Passage shown —
The party traveled out to the Tser Pool and was met there by a single vestani.  He led them into the woods to where they had previously encountered Eva in meditation, “Madam Eva wishes for the connection to be broken tonight.  Needless to say, should you fail tonight, her life will be in dire peril.”

Around the clearing, the vestani were ready for a battle.  Dozens held crossbows and they were joined by a hill giant and a pair of ogres.  Sir Urik was directing them to cover behind rubble in preparation for a fight.  Cyron walked over to the vestani who seemed to be in charge and said, “I am ready to begin the ceremony, where's Madam Eva?”

-----------------------
Chapter 14 and maybe Chapter 15 too has a high likelyhood of being delayed a week or two due to other deadlines.


----------



## Ealli (Apr 29, 2007)

*Chapter 14:  Ill Met by Moonlight*

The vestani shook his head, “Madam Eva is not present tonight.  From sundown to sunrise, you must hold the vigil.  She has instructed us to assist you in any manner.  Is there anything we can do before the vigil commences?”

Thundina paced through the woods, getting a feel of the surrounding land.  Twilight began to darken the forest and Thundina’s eyes began their faint glow as she looked around in the dark.  She heard Jessuf from back by the altar, “It’s getting awful dark.  Maybe we could light some bonfires to illuminate the area.”

Jessuf directed the vestani and their monstrous allies to setting up and lighting five fires, spaced around the clearing which represented the fane.  Thundina returned just as the fires were lit.  She looked at the spacing and positioning and commented, “That’s a fairly regular pentagram.  But shouldn’t the altar be in the middle of the star?”

Jessuf looked startled at the implication, “It wasn’t intentional.  That’s just what was needed for full coverage.”

Cyron _Consecrated_ the altar and settled down to begin his vigil, warning the party to not disturb him under any circumstances.  The other party members spread out around the clearing, ready to reinforce the vestani positions wherever trouble began.

About an hour into the night the trouble began, but quietly.  The first indication that Strahd had begun his assault on the vigil was when Talor suddenly stepped back and drilled an arrow into the back of the vestani nearest him.  Thundina and Jessuf hurried over Talor.  Thundina attempted to knock Talor’s feet out from beneath him, but due to her cautious approach she wasn’t able to hook her guisarme around his leg.  Talor retaliated by firing a volley of arrows back at Thundina, but she anticipated each arrow and was well out of its way.  Jessuf laid his hand upon Talor’s head and spoke firmly, “Dol Arrah, _Protect from Evil_ this warrior.  Be free of Strahd’s domination.”

The frenzy which had gripped Talor passed and he grunted, “Thanks.  I can’t believe I attacked the party.”

Jessuf shook his head, “Oh, it’s far worse than that.  You were utterly pathetic in your attempts.”  Jessuf grimly skewered Talor with his halberd, devastating Talor.  Talor attempted to retreat and sic his wolf onto Jessuf, but each step drew another hammering blow from the cleric.  Once more the party exploded into action, with the ogres joining in the efforts to restrain Jessuf.  Each time they tried to grab him to restrain him he would rap them hard and they would give up the attempt.  Finally Urik arrived from the far side of the clearing, huffing with the exertion, and laid a firm hand on Jessuf placing upon him a ward _Protecting from Evil_.

[Data listing]
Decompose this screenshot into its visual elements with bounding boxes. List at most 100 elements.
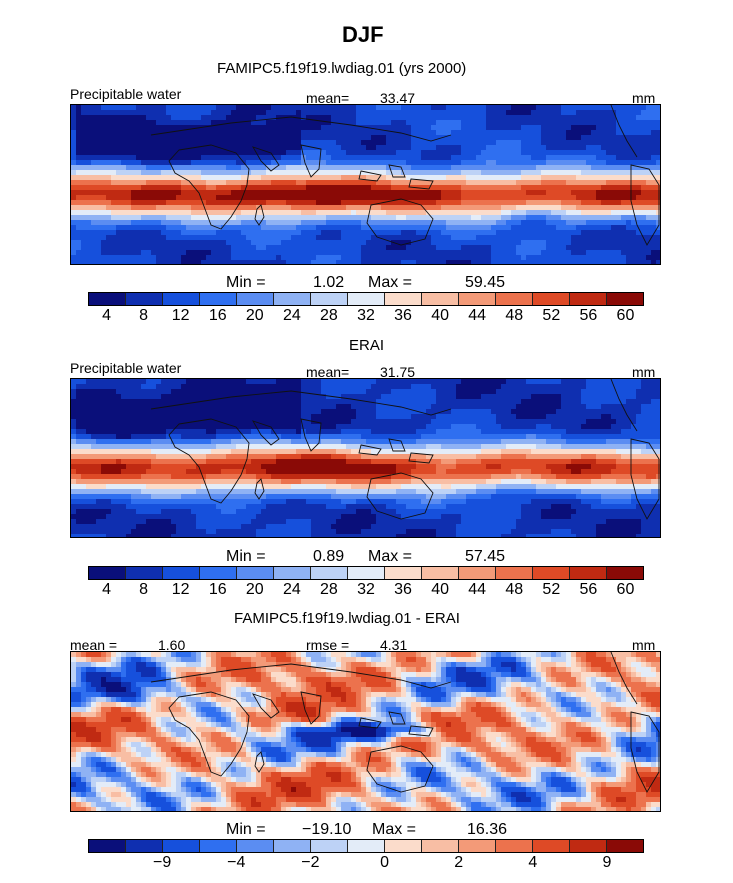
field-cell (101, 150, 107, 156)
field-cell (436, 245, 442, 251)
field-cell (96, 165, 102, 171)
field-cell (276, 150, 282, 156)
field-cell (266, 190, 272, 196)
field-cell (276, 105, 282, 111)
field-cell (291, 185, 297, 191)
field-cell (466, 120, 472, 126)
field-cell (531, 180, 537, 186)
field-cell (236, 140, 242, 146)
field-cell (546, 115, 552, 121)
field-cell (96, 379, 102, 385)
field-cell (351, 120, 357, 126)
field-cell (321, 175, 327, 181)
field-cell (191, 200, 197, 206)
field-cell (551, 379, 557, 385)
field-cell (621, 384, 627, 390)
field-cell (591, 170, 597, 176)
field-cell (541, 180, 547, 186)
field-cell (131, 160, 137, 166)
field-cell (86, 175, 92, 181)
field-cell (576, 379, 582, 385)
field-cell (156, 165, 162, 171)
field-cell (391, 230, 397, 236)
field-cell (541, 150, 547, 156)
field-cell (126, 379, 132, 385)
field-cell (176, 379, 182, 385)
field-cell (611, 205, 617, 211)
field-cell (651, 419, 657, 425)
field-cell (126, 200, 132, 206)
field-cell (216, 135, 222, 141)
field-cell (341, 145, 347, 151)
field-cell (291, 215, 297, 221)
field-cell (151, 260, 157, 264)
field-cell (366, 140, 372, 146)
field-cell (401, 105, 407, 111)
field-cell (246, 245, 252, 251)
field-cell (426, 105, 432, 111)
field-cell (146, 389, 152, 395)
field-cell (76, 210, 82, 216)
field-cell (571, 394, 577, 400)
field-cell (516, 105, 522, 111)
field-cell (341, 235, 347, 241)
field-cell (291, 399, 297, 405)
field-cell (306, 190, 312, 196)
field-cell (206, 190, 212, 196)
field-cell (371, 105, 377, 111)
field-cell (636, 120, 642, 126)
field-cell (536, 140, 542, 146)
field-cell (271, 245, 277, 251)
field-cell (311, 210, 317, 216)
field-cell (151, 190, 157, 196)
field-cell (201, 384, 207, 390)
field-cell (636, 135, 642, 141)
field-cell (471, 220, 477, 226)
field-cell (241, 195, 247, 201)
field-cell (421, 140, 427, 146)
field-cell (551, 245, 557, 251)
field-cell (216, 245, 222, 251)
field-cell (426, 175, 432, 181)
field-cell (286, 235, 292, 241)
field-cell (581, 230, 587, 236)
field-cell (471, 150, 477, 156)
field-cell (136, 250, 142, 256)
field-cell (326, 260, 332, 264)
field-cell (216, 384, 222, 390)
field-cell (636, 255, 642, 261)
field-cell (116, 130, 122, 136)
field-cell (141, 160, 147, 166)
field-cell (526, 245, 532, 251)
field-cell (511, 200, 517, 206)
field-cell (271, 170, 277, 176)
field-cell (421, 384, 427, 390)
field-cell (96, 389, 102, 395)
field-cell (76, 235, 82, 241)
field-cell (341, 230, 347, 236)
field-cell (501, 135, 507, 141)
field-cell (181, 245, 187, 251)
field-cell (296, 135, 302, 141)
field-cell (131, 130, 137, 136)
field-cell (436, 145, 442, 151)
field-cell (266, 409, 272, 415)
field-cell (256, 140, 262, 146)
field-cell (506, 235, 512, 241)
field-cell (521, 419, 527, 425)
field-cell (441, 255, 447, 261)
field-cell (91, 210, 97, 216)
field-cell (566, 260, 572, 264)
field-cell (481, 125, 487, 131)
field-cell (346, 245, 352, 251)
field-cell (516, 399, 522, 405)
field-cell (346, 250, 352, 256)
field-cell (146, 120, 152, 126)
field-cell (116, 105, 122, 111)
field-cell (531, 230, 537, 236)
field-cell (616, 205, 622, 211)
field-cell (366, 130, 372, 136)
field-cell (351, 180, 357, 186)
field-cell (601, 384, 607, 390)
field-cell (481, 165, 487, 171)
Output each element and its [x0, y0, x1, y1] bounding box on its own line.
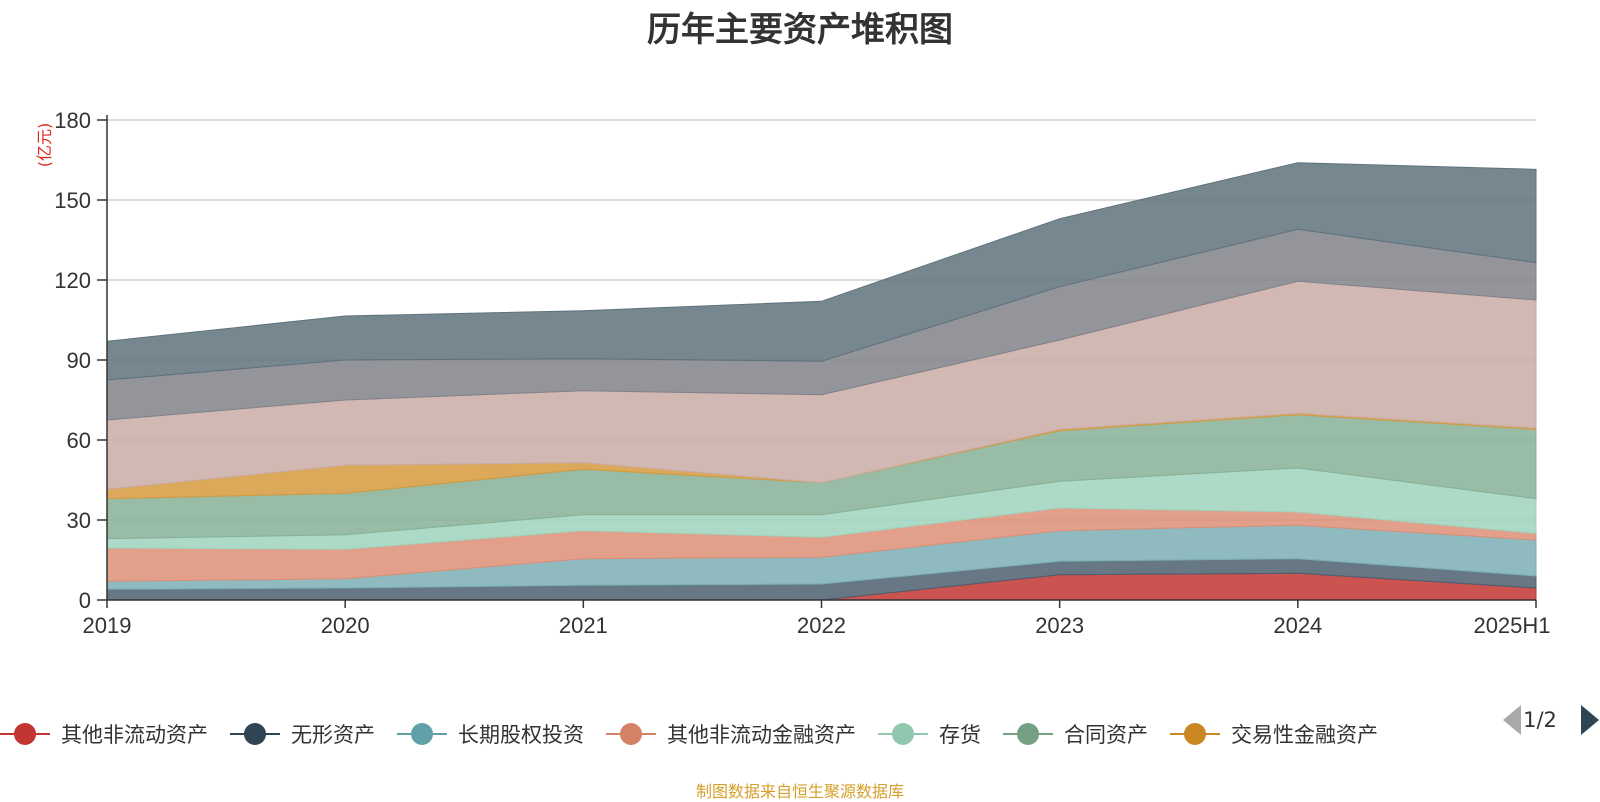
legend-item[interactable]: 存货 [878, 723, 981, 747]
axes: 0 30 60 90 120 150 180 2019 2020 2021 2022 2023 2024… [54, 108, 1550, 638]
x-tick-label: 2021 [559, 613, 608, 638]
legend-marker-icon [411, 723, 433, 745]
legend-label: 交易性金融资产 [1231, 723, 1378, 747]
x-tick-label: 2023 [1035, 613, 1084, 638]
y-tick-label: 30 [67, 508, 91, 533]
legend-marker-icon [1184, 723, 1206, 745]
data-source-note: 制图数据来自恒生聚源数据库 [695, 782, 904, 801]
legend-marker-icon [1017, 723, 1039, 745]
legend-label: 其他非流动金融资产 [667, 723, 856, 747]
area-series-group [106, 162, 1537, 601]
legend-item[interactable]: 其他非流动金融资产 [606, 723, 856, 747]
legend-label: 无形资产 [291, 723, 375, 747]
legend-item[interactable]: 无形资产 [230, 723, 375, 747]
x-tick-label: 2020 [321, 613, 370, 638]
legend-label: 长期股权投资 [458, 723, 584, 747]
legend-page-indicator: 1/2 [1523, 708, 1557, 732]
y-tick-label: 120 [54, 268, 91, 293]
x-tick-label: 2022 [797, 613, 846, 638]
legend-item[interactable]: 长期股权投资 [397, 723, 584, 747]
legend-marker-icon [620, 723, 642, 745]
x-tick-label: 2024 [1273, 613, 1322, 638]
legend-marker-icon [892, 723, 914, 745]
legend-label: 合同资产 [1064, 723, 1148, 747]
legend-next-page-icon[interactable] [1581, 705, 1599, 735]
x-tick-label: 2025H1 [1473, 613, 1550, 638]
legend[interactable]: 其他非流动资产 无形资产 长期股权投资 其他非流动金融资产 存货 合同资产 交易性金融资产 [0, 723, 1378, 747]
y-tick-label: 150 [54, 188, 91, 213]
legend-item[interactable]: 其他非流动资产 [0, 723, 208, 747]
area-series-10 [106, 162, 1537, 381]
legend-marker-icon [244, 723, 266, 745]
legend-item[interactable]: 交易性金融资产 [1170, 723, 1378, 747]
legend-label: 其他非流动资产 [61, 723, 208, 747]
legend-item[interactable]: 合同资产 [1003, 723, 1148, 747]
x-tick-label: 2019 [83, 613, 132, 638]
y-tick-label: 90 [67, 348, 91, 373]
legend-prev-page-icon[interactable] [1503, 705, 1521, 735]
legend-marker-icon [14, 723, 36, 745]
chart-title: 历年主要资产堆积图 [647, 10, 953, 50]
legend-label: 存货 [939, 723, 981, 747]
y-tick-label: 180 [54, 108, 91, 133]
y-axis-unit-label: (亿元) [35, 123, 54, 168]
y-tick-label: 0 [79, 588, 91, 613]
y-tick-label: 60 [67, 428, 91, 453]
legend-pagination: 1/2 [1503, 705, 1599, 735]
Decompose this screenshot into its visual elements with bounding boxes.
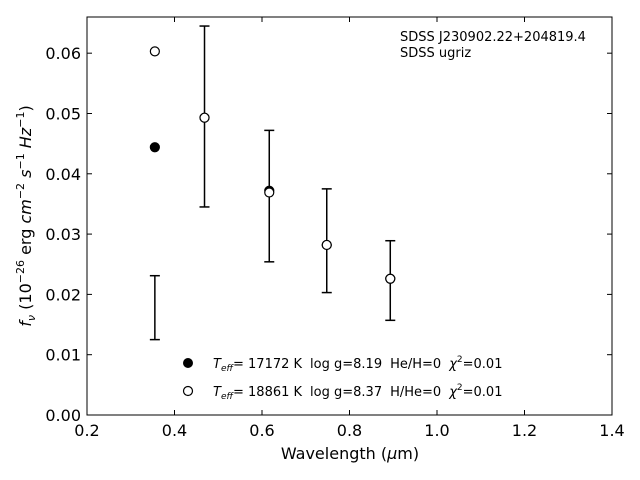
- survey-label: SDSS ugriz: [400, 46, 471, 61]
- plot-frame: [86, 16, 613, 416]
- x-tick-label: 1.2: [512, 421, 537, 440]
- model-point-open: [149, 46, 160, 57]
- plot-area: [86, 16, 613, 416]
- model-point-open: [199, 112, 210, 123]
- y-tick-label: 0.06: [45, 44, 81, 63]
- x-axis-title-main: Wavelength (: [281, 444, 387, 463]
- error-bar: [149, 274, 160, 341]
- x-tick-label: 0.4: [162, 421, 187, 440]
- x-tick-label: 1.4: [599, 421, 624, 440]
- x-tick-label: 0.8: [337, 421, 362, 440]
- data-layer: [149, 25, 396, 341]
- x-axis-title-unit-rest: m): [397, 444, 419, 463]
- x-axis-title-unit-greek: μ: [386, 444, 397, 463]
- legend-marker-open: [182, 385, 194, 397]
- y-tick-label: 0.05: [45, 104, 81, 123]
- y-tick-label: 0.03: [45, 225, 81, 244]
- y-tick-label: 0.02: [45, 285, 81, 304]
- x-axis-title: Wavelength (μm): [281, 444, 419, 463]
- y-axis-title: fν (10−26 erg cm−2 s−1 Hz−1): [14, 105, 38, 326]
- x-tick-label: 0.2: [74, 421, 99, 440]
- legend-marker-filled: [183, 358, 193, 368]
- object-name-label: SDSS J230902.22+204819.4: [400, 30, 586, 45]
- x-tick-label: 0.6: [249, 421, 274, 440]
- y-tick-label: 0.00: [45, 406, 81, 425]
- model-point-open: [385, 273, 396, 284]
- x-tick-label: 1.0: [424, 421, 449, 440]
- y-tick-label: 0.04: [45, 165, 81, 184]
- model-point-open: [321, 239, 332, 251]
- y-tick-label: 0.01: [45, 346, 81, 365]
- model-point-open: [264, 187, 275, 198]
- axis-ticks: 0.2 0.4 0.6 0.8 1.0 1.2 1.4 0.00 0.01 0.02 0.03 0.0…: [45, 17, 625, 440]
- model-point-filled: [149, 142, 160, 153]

Stated goal — Extend the story of the vigil at the Tser Pool, picking up right after its final sentence.

Answer to this exercise —
Thundina and Romann were standing next to Cyron.  Impatient, Thundina grabbed the everburning torch that Cyron usually carried, stuffed it into her belt, and began stalking towards the forest, “Come on Romann.  Let’s take the fight to Strahd, wherever in the forest he is.  I’m not going to wait around here for him to turn our party against itself one by one.”

Romann watched Thundina move towards the forest, delaying his movement, confident that he could catch up.  A line of afflicted vestani skulked out of the woods away from the concentrated might of the party.  Romann however was able to charge over to the nearest and immediately cut it down.  The new vestani allied with Strahd and the vestani loyal to Madam Eva began trading fire.  The good vestani, healthy and sheltered by low walls, slowly whittled the ranks of the evil vestani.  In addition, each boulder hurled by the hill giant would crush one of the afflicted vestani.

A gnomish ranger stepped out of the forest and drilled an arrow into the hill giant.  Talor took a small step to give himself a clear line of fire and launched several arrows back.  The gnome crumpled immediately, and forgetfully.

Romann was about halfway down the line when the one of the killed vestani rose back to its feet with a groan.  Most of the party reinforced Romann to deal with the zombie vestani.  Thundina would trip a zombie vestani which allowed Romann to deliver powerful, crushing blows to it.  Jessuf filled with holy light and turned several of the zombies, causing them to flee into the darkness.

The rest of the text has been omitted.